** Work item A **
In the SAM riboswitch passage, by roughly how much did replacing P4 with the five-nucleotide linker 5′-AAAUA reduce SAM affinity?
** Work item B **
Continue the SAM riboswitch passage from its last sentence.

-- Document passage follows --

To examine the role of P4 in the residual PK-1 subdomain of the SAM-I/IV family, we examined the affinity of SAM for two variants of env87 that contain a four- and five-nucleotide J3/4 linker. An RNA in which P4 was replaced with the phylogenetically observed four-nucleotide linker 5′-GUAG yielded no detectable binding of SAM. However, replacement of P4 with a five-nucleotide linker (5′-AAAUA) could bind, albeit with a ∼460-fold reduction in affinity [Table 1; env87(∆P4)]. Given that P4 is frequently lost in the SAM-I/IV family, unknown sequence elements of these RNAs may serve to reduce the loss in SAM affinity.

Conversely, the full PK-1 and PK-2 subdomains might not be compatible, as no known natural sequence contains both. To test the ability of both to function in concert, we created a hybrid SAM aptamer with the P2, J3/4, and P4 sequences from the TteSAM-I RNA and the remainder from env87SAM-I/IV (Fig. S1D). This RNA has an affinity for SAM nearly equivalent with the wild-type SAM-I/IV RNA, revealing that the two subdomains are compatible. One hypothesis why the existence of these two domains is never found in concert is that it would overstabilize the aptamer, preventing switching, and result in constitutively repressed gene expression.

Evolutionary Relationship of the Three Families in the SAM Clan.

This structural and biochemical analysis of the SAM-I/IV reveals a clear structural relationship with SAM-I and further reinforces their assignment, along with SAM-IV, to the SAM clan in Rfam (32). Since the discovery of the SAM-I/IV family, there has not been a phylogenetic analysis of the clan to discern potential evolutionary relationship between the three families. To address this gap, we produced a phylogenetic tree of the three families, using a manually curated set of RNAs (removal of gap-rich and hypervariable regions) derived from the seed alignments of Rfam 11.0 (Fig. 6; full alignment in Dataset S1). This tree shows relationships among members of the SAM riboswitch clan. Although the root of the tree cannot be confidently located without an outgroup, it reveals several important features of the evolution of the SAM clan. First, it is apparent that SAM-IV (RF00634) evolved from SAM-I/IV (RF01725). A branch of the tree containing all members of the SAM-IV family is clearly embedded in the part of the tree comprising the SAM-I/IV family. Second, loss of the P4 helix evolved convergently and multiple times in both the SAM-I/IV and SAM-I families. Further, the relationship between SAM-I/IV and SAM-IV suggests that the loss of P4 may have been a preadaptation for the evolution of SAM-IV.

Fig. 6. — SAM clan phylogenetic tree. The three families are denoted by red (SAM-I), magenta (SAM-I/IV), and blue (SAM-IV) dashed lines. Colors are only given to terminal branches on the tree and distinguish sequences from each family, as well as differentiate with sequences that have lost the P4 helix in the SAM-I and SAM-I/IV families (green and cyan, respectively).

-- Document passage concluded --
-- Listed entries follows --

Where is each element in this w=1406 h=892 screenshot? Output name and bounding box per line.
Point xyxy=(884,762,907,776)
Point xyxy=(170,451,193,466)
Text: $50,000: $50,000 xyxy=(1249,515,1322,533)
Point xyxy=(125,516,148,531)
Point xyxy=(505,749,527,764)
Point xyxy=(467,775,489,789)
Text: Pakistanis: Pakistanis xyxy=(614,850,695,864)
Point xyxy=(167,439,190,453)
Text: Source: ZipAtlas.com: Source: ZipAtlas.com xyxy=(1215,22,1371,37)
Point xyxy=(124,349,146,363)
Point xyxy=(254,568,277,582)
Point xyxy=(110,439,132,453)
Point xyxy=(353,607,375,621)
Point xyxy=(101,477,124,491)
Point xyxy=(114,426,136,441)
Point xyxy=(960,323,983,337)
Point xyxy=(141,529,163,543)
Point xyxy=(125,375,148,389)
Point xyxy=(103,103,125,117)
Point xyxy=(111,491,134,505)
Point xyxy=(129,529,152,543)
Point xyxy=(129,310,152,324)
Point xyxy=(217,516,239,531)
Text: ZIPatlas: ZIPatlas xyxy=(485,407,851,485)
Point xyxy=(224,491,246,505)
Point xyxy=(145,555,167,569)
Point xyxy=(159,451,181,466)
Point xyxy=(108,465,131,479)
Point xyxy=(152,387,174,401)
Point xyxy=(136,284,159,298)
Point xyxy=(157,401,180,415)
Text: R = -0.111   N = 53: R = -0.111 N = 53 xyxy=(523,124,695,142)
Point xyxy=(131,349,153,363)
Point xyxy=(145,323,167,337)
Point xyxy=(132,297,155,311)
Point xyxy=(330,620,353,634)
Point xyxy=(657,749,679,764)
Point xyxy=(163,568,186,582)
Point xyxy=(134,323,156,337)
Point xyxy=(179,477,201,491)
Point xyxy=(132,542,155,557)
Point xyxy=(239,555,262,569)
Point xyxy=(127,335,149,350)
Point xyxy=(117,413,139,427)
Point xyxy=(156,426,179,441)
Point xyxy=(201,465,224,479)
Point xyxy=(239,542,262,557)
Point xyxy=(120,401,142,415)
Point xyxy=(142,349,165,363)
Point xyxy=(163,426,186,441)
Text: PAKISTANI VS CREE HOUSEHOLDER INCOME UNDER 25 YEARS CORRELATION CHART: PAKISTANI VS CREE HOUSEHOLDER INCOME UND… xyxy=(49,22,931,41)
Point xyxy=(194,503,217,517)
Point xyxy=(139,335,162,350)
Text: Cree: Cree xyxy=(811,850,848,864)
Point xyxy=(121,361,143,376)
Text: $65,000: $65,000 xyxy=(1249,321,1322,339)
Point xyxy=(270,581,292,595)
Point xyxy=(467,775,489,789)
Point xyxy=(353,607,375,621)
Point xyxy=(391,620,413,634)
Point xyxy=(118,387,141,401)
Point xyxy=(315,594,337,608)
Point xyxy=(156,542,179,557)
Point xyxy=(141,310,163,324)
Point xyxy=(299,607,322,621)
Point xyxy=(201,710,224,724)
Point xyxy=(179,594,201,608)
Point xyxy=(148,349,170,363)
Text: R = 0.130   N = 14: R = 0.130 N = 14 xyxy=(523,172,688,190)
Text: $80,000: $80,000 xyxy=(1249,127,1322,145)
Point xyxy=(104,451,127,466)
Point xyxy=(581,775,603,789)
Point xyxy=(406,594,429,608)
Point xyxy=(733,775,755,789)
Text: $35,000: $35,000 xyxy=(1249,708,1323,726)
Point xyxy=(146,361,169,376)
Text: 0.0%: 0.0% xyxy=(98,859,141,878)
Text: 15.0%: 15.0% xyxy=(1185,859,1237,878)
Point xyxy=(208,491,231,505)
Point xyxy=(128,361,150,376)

-- Listed entries concluded --

** Response A **
About 460-fold.

** Response B **
Discussion

In this study, we explored the structural and phylogenetic relationship of members of the SAM clan of riboswitches through the investigation of the SAM-I/IV family. Although extensive structural, biochemical, and genetic data have been accrued about the SAM-I family (33), the other two member families of the clan are almost completely unknown. The crystal structure of the env87 SAM-I/IV RNA has revealed the organization of the PK-2 subdomain and its relationship to the SAM-binding pocket. These data validate the hypothesis that the ligand-binding core of all members of the SAM clan are essentially identical but use differing combinations of peripheral subdomains to enhance ligand-binding affinity and/or communicate with the downstream regulatory switch (7). Notably, these two subdomains are found at opposite sides of the SAM-binding core and, from a ligand-binding perspective, are mutually compatible.

The structural and chemical probing data of the env87 aptamer strongly support a model of SAM-dependent regulation by the SAM-IV and SAM-I/IV members of the SAM clan. In the absence of ligand, PK-2 forms through Watson–Crick base pairing between nucleotides in L3 and the 3′-end of the aptamer domain, but this interaction is weak. Downstream sequences can readily form alternative hairpin structure with the 3′-end of the aptamer domain that disrupt PK-2, corresponding to the “ON” state of this riboswitch. On SAM binding, PK-2 is significantly stabilized via the formation of a supporting network of base-mediated interactions between the universally conserved G/AA motif at the base of P5 and J5/PK-2 with an extended region of P3 that extends from the SAM binding site to the PK-2. These interactions make PK-2 resistant to disruption by alternative structure formation and promotes the “OFF” state of the riboswitch.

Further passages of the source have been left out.